[Records contained in a dataset]

┌────────

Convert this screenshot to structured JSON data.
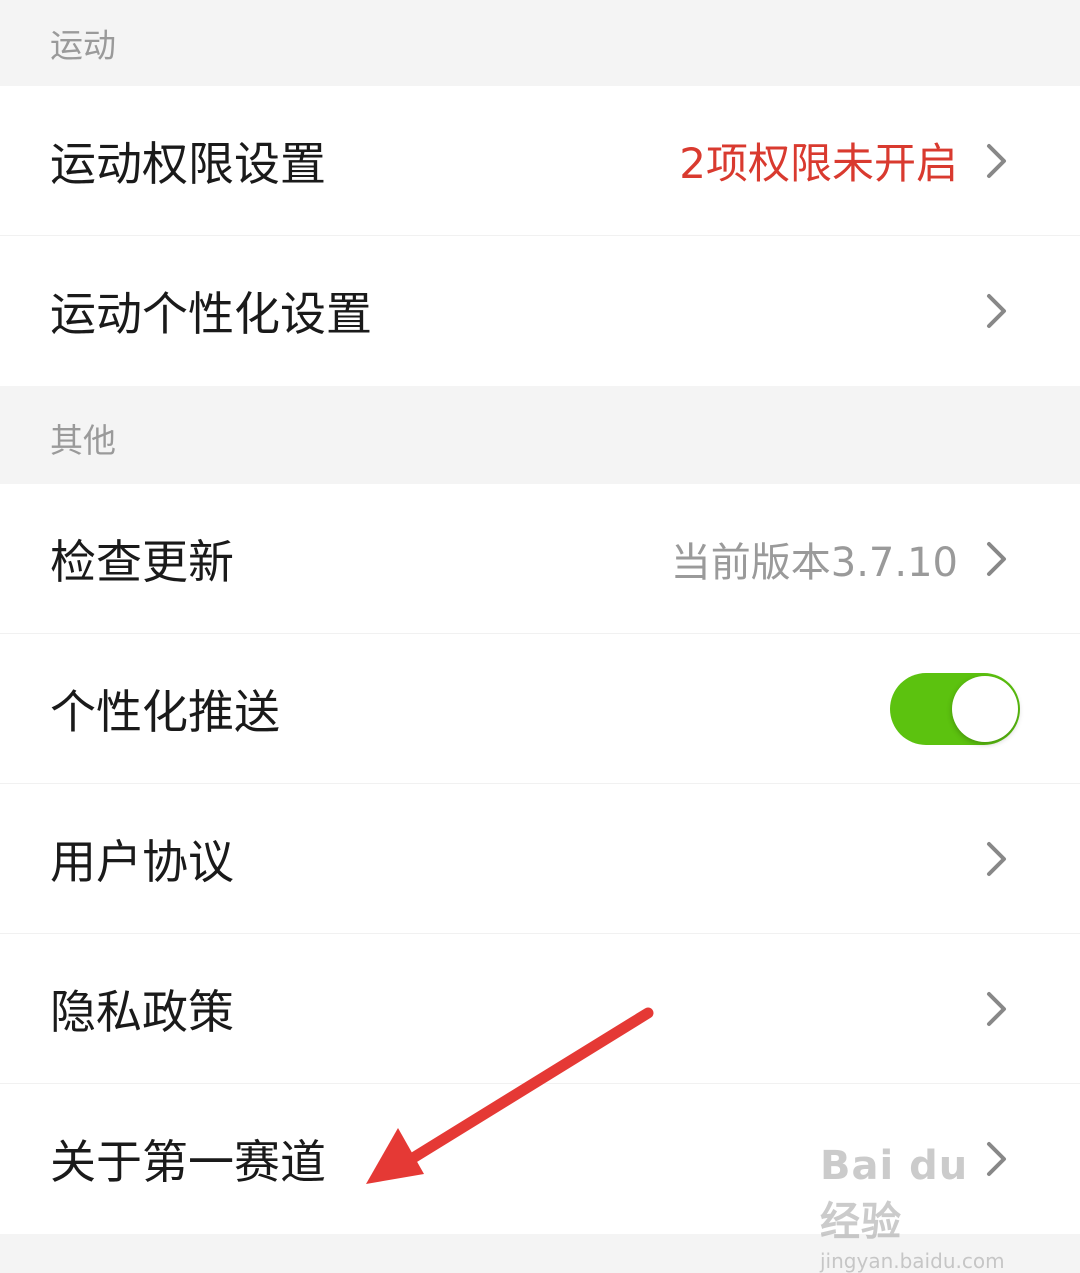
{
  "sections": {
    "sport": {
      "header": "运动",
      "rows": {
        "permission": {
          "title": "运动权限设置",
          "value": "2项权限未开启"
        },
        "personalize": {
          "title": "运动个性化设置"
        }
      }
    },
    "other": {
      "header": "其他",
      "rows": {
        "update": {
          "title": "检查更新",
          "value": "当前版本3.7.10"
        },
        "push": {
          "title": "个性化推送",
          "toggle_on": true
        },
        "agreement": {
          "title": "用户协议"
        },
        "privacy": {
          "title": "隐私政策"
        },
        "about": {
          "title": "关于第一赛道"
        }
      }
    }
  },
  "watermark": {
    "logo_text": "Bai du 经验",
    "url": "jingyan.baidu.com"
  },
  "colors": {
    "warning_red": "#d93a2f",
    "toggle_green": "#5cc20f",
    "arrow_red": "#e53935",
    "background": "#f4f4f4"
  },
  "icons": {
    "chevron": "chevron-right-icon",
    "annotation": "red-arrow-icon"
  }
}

└────────

- Stated task: Copy each line of the records above that carries the word "title".

- Output of the exercise:
          "title": "运动权限设置",
          "title": "运动个性化设置"
          "title": "检查更新",
          "title": "个性化推送",
          "title": "用户协议"
          "title": "隐私政策"
          "title": "关于第一赛道"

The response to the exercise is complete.